- What to work on -
1. In the interview transcript about filling paint tubes, what color of paint does Tom name for the pile in front of him?
2. Transcribe the part of the interview transcript that opens with the words containing "Leonard would primarily" and closes with "including myself obviously.".
3. Go on with the interview transcript about filling paint tubes, starting after its last line.

- Text passage -
********************

Leonard would primarily be in the office and come down to the factory floor once in a while saying hello, but when he would come to the factory floor clearly the demeanor of everyone would be spit shine and attentive to their work. Everyone respected Leonard Bocour. Everyone, including myself obviously.

 

Mark:                          Did you have to fill paint by hand?

 

Tom:                            Yeah. In the early on this was in the shop on 42nd Street right down from the Lincoln Tunnel, from the McGraw Hill Building. You would fill the lead tubes by hand. There would be a pile of paint in front of you that had been hand mixed by Dad typically. You had a pile of Ultramarine Blue, and with a long spatula knife you’d work the paint so that there was just a thin, long line along one edge of the spatula. And then you would put that line against the open end of the tube, and you would then move the knife across the lip of the open end of the tube, then you’d tap the tube. Moving paint again, you’d pretty well fill a two ounce tube. 

 

And also at that table a stamping machine that you would put the open end of the tube in the stamping machine and stamp it. And then you would make a fold and then stamp it again on that fold, and then stamp it again on the fold. And then at some point when the tube was finished there would be another implant, a metal implant that would have a date on it and a lot number. Something to that effect that you’d put in the machine. And the final stamp would identify the tube with a particular number or a lot number.

 

Frankly, I don’t know what it – it may have said made in China for all I know. I know I had to put it in place. That was what the final look of the folded tube did, but every one of those was done by hand.

********************

- Excerpted data -

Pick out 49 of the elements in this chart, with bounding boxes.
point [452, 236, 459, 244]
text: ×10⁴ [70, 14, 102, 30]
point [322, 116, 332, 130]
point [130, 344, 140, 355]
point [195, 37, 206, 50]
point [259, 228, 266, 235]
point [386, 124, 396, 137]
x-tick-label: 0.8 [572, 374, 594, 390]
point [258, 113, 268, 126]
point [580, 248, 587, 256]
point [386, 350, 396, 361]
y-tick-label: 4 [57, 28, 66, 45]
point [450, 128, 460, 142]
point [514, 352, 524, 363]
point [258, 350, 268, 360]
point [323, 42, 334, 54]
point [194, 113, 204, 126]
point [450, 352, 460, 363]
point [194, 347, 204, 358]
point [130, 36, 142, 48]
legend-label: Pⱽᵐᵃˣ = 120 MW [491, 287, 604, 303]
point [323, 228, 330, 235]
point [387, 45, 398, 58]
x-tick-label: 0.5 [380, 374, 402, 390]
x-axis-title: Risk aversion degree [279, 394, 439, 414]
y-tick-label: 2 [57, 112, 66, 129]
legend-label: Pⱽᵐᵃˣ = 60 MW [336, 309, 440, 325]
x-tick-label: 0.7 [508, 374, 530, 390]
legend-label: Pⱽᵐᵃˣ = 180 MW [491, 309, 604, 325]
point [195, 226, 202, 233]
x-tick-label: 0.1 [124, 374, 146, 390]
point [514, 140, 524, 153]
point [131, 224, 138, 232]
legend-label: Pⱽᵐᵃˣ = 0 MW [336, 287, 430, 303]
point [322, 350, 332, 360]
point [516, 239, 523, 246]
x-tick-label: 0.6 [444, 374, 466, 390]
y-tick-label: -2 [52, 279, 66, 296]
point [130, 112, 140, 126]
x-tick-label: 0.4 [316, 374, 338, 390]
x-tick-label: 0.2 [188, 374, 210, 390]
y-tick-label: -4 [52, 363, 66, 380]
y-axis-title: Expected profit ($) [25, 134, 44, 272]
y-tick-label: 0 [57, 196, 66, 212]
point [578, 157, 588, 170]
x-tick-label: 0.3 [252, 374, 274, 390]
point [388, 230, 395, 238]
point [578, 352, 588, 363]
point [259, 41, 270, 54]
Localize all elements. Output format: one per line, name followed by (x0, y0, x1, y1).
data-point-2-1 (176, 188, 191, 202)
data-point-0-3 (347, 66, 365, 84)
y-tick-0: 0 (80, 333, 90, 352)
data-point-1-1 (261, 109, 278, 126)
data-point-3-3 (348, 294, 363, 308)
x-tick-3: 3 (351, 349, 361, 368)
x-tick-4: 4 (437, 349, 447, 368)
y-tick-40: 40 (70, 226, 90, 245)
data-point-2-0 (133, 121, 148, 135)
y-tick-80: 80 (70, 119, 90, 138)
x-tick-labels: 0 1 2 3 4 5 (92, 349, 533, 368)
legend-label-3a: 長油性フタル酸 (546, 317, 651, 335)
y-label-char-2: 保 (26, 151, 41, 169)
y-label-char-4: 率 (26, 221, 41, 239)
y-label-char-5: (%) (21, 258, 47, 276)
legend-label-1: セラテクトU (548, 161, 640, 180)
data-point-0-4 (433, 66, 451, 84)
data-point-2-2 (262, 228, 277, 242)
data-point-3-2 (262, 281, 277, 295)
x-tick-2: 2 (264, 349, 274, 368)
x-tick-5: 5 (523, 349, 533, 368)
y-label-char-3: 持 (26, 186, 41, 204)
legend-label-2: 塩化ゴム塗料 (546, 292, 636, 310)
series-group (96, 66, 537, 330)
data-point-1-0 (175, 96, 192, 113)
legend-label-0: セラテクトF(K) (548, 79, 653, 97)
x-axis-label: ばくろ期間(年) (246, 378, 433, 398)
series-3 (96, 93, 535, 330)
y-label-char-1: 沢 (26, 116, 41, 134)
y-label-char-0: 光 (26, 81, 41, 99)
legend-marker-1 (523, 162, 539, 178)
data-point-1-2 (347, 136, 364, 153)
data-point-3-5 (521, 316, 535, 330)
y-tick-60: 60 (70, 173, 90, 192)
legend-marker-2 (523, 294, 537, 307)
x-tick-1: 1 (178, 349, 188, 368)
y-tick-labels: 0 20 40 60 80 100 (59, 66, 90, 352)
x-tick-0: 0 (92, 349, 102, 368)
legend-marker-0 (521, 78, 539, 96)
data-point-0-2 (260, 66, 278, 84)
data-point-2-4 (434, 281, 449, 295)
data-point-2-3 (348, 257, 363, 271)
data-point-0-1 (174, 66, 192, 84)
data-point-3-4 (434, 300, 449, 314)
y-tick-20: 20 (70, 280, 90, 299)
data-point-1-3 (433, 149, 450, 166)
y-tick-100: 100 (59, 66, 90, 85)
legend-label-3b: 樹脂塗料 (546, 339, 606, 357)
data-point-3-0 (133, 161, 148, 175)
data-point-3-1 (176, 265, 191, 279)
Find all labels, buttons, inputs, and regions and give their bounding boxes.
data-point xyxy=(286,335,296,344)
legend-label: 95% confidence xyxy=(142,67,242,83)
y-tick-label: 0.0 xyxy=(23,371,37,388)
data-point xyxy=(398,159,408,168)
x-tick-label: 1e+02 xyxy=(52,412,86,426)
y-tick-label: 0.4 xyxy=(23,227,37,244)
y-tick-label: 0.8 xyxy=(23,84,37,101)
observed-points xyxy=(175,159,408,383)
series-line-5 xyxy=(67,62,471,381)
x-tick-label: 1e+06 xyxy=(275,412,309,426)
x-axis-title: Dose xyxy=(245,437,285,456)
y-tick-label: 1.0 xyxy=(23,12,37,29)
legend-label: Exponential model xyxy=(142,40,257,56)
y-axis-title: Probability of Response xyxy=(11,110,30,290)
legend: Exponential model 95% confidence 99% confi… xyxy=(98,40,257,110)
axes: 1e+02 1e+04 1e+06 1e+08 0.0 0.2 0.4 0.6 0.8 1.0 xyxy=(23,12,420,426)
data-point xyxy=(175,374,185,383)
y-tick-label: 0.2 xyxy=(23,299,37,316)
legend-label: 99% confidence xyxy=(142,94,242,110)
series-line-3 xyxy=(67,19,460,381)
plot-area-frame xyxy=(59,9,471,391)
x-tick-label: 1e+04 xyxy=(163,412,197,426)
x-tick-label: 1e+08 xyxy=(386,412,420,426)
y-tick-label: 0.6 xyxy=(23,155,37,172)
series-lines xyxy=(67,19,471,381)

********************

- Results in order -
1. Ultramarine Blue.

2.
Leonard would primarily be in the office and come down to the factory floor once in a while saying hello, but when he would come to the factory floor clearly the demeanor of everyone would be spit shine and attentive to their work. Everyone respected Leonard Bocour. Everyone, including myself obviously.

3.
 

Mark:                          That was when Dad was still making the paint by hand.

 

Tom:                            Yeah. All of it was made by hand.

 

Mark:                          Before the mill?

 

Tom:                            Yeah. I think it was hand ground, too, as a matter of fact. I don’t remember there being mills. I actually don’t recall that. Maybe there was a mill.

 

Mark:                          Right. So this was on 40?

 

Tom:                            42nd Street. That’s when I – I went in with Dad on a pretty regular basis.

 

Mark:                          There’s actually very little information about them being on 42nd Street. I think this is the first time I’ve heard about that shop on 42nd Street. I don’t know how long they were there.

 

Tom:                            I don’t remember either other than I typically went to that shop by subway, and take a train to the subway and get off at 42nd Street and walk from 8th Avenue to 42nd Street past the McGraw Hill Building.

 

Mark:                          Can you confirm the story – there’s a big legend about Leonard and Dad buying a coconut crusher. And I couldn’t understand through any of the work, and even speaking to Dad, whether they actually fixed the coconut crusher to work as a roller mill, or did they buy a real paint mill. Do you know?

 

Tom:                            No. When you had mentioned to me about the coconut crusher, well that’s an interesting aspect of that comment, Mark, is that Dad, despite a lack of an engineering degree, or a carpenter degree, or an electrician’s degree, he was truly skillful on his own in that he could figure out things and he was curious. 

 

So I wouldn’t be surprised if they did have a coconut crushing machine, which they got for pennies on the dollar or for nothing, and he attempted to make that into a mill to grind pigment.

 

Mark:                          Did Dad or Uncle Leonard ever ask you if you were interested in joining Bocour?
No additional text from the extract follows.